Please give the lines from the first one through the line containing "notification-dot (695, 54, 706, 65)", both included, as a Markdown table with the columns Row and Line, where Row holds a row number and Line holds the line itself. Leave out any blank lines.

^^^^^^^^

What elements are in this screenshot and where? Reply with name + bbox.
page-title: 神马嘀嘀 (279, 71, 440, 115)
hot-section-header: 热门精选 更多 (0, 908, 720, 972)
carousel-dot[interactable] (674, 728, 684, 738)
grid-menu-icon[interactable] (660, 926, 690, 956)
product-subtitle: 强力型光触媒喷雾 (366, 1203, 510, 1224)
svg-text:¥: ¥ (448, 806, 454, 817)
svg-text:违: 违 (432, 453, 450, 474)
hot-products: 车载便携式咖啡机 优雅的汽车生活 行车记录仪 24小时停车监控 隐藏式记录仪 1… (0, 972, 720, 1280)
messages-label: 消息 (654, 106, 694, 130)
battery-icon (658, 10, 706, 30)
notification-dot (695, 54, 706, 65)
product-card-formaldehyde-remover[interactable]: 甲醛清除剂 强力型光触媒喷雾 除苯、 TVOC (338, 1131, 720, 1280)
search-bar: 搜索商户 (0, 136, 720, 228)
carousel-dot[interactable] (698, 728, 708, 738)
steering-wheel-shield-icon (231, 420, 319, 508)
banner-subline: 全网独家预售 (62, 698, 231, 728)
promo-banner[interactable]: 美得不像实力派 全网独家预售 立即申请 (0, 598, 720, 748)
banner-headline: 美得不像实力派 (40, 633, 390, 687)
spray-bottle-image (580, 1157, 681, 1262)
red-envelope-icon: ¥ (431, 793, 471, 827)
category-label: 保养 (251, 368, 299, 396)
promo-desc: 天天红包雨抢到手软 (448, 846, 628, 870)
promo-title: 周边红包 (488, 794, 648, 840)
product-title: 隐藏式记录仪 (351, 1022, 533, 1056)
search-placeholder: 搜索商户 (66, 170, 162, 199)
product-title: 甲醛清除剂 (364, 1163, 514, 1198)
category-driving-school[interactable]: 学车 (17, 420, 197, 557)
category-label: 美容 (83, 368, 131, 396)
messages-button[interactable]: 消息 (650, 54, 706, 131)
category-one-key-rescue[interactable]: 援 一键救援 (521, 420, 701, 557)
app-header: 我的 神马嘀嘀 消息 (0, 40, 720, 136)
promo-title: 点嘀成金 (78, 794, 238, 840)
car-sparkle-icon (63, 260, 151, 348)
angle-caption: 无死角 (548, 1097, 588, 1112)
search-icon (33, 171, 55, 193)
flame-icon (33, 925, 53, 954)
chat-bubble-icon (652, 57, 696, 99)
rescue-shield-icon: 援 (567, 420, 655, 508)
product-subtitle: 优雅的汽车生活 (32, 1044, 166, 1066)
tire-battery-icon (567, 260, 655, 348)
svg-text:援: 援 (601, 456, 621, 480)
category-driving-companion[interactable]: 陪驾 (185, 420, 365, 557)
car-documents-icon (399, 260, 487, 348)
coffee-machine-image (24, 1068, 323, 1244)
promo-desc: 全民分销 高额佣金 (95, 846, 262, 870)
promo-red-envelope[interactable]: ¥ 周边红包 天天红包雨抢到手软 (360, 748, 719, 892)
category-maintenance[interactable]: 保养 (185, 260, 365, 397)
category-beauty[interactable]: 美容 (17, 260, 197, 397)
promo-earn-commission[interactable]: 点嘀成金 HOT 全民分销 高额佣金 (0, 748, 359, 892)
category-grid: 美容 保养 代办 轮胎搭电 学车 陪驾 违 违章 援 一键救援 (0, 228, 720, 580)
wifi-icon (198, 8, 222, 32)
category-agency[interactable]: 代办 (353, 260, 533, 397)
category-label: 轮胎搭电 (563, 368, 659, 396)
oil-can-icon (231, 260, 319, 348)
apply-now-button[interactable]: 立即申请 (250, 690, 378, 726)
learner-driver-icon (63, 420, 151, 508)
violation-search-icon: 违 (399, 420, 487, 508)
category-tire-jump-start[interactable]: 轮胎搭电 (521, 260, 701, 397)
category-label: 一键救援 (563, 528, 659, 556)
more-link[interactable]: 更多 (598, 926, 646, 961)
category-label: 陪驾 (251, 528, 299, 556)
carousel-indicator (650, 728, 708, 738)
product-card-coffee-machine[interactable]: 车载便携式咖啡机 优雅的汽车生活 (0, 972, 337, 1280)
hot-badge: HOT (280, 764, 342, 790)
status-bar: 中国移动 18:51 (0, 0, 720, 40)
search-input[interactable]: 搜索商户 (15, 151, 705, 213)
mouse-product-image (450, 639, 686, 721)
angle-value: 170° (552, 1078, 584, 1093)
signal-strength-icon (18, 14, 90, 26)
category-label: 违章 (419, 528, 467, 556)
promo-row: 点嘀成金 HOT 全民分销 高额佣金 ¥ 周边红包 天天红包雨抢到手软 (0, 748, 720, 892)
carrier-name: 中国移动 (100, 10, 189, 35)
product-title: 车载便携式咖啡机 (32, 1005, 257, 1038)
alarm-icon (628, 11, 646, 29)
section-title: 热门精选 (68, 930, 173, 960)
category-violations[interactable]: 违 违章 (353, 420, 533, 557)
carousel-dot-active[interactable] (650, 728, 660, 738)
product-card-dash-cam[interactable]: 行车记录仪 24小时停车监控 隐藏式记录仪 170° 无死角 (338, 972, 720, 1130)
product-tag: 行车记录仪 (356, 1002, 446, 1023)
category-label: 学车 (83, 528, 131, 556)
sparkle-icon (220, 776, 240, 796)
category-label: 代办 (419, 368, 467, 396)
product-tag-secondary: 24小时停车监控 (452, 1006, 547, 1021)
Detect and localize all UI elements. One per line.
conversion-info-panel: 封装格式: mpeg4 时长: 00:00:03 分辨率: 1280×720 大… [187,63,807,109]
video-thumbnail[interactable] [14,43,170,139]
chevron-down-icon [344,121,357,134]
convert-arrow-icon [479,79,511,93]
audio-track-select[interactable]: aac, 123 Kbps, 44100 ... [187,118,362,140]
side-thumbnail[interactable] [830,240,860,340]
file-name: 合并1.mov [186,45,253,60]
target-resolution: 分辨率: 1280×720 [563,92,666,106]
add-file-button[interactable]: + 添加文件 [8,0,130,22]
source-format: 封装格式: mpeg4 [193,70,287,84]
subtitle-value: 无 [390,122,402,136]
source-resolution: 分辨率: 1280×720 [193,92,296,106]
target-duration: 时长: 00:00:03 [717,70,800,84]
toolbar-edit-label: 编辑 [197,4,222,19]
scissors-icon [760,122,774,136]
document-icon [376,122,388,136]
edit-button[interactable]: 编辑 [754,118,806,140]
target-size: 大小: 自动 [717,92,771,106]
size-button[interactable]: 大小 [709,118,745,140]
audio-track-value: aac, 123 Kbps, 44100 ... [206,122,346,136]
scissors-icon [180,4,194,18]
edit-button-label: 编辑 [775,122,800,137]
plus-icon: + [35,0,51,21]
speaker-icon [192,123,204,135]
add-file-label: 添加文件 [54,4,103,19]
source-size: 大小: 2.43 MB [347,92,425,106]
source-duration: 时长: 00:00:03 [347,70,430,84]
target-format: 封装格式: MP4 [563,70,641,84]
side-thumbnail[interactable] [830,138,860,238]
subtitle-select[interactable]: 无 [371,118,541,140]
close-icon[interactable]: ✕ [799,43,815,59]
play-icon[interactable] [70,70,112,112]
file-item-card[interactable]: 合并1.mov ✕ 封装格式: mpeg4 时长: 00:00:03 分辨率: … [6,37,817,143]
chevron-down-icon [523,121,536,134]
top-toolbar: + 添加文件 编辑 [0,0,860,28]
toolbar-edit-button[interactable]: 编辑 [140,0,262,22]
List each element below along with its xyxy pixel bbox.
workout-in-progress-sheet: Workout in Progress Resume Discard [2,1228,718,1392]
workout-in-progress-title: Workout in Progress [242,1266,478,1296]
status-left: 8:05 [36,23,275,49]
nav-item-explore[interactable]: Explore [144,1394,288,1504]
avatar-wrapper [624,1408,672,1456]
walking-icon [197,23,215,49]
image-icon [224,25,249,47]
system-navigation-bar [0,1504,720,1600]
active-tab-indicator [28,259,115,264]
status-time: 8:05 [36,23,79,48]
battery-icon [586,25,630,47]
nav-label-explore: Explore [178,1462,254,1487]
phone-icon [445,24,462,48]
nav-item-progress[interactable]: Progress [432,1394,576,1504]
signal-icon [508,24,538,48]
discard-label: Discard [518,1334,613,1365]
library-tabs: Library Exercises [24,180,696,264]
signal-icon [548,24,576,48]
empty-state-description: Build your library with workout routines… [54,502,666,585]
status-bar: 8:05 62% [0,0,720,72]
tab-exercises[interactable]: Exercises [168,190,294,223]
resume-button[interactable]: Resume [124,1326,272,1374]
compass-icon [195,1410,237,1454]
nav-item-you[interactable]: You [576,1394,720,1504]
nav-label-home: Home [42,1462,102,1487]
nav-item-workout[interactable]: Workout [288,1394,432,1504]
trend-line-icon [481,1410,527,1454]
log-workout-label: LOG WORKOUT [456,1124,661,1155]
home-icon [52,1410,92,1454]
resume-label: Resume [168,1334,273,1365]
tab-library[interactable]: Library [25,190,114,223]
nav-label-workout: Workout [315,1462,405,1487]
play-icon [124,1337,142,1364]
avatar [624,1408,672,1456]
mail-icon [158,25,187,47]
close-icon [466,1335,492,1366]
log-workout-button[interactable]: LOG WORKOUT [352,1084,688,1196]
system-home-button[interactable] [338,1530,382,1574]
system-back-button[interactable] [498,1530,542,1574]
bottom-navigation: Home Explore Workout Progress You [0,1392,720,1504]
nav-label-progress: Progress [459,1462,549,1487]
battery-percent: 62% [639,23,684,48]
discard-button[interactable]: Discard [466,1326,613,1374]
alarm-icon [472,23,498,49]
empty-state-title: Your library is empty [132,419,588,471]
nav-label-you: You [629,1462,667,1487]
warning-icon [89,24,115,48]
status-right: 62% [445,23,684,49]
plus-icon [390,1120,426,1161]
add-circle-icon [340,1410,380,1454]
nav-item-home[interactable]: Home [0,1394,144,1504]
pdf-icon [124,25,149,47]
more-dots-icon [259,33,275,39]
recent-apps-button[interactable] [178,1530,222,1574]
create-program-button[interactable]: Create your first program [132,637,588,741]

^^^^^^^^

> _Response_
| Row | Line |
|---|---|
| 1 | What elements are in this screenshot and where? Reply with name + bbox. |
| 2 | page-title: 神马嘀嘀 (279, 71, 440, 115) |
| 3 | hot-section-header: 热门精选 更多 (0, 908, 720, 972) |
| 4 | carousel-dot[interactable] (674, 728, 684, 738) |
| 5 | grid-menu-icon[interactable] (660, 926, 690, 956) |
| 6 | product-subtitle: 强力型光触媒喷雾 (366, 1203, 510, 1224) |
| 7 | svg-text:¥: ¥ (448, 806, 454, 817) |
| 8 | svg-text:违: 违 (432, 453, 450, 474) |
| 9 | hot-products: 车载便携式咖啡机 优雅的汽车生活 行车记录仪 24小时停车监控 隐藏式记录仪 1… (0, 972, 720, 1280) |
| 10 | messages-label: 消息 (654, 106, 694, 130) |
| 11 | battery-icon (658, 10, 706, 30) |
| 12 | notification-dot (695, 54, 706, 65) |